» **Excerpt**:
──────
It transpires that “Daddy” – complete with scare quotes – is the title that Franklin has picked for his exhibition at the gallery. He thinks of the small dolls, smartly dressed in little suits and shoes, as a kind of self-portrait. When they say ‘daddy’, they are ‘speaking for themselves’ – addressing an absent father figure: maybe none of this is about Andre at all.
Later, Franklin embarks on a new series of larger-than-life soft sculptures (designed by the artist Tschabalala Self) representing himself, Zora, and Andre. When they are finally revealed, we see that the figures of himself and his mother are expressively rendered, with screen-printed faces and other details – the female doll is wearing pointy red heels – but Andre’s is a featureless white blob. Andre is horrified. ‘You didn’t give me a face,’ he says. ‘You said you wanted to see the world as I saw it,’ Franklin responds. The sculptures have been lying on the ground but he picks the mother and son dolls up and arranges them lovingly so they are sitting side by side. This is his work, his show – and it belongs to nobody but him.
──────
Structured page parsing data
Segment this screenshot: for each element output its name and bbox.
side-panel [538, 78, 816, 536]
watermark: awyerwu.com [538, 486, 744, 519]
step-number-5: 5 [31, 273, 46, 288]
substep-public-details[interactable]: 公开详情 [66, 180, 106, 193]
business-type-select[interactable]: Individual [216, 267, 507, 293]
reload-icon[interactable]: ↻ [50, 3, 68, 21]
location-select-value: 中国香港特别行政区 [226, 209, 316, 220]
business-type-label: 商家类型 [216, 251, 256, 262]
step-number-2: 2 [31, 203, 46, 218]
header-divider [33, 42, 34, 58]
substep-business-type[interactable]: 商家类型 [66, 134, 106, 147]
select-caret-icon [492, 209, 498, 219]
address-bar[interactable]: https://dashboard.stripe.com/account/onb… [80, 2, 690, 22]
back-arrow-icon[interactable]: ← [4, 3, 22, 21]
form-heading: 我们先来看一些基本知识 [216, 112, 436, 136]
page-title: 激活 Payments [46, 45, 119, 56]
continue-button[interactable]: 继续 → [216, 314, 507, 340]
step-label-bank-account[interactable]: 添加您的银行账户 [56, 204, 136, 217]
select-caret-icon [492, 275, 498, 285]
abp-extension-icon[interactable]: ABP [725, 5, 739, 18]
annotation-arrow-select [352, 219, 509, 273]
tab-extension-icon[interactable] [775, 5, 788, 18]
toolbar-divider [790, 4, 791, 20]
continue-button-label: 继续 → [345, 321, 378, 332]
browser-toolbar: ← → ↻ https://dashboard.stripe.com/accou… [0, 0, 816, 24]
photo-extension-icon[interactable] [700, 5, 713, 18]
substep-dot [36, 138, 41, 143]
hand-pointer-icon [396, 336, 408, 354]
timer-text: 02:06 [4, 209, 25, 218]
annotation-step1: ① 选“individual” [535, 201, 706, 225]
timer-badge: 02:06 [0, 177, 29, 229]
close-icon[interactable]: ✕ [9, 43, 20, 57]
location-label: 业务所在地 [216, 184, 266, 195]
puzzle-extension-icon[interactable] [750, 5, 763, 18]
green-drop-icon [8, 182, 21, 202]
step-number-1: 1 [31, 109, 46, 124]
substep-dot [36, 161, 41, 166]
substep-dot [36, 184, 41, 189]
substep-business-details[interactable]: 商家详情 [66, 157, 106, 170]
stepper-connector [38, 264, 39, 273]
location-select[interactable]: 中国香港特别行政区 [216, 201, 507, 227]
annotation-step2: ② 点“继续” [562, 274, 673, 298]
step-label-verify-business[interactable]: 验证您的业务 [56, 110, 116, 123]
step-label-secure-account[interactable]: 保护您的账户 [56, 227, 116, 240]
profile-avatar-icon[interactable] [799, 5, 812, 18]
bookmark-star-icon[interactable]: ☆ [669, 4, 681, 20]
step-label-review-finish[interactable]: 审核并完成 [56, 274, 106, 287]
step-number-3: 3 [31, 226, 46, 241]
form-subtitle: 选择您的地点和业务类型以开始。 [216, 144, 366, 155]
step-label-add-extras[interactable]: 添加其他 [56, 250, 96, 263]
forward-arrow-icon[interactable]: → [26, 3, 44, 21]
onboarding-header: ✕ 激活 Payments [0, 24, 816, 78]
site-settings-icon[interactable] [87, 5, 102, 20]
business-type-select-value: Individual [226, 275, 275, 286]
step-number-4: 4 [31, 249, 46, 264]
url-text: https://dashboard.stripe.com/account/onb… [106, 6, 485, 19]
──────
» **What the task requires**:
Copy the part of the excerpt about Franklin's exhibition that begins at the words "Later, Franklin embarks" and stops after the words "nobody but him.". The data is not used here.

» **Response**:
Later, Franklin embarks on a new series of larger-than-life soft sculptures (designed by the artist Tschabalala Self) representing himself, Zora, and Andre. When they are finally revealed, we see that the figures of himself and his mother are expressively rendered, with screen-printed faces and other details – the female doll is wearing pointy red heels – but Andre’s is a featureless white blob. Andre is horrified. ‘You didn’t give me a face,’ he says. ‘You said you wanted to see the world as I saw it,’ Franklin responds. The sculptures have been lying on the ground but he picks the mother and son dolls up and arranges them lovingly so they are sitting side by side. This is his work, his show – and it belongs to nobody but him.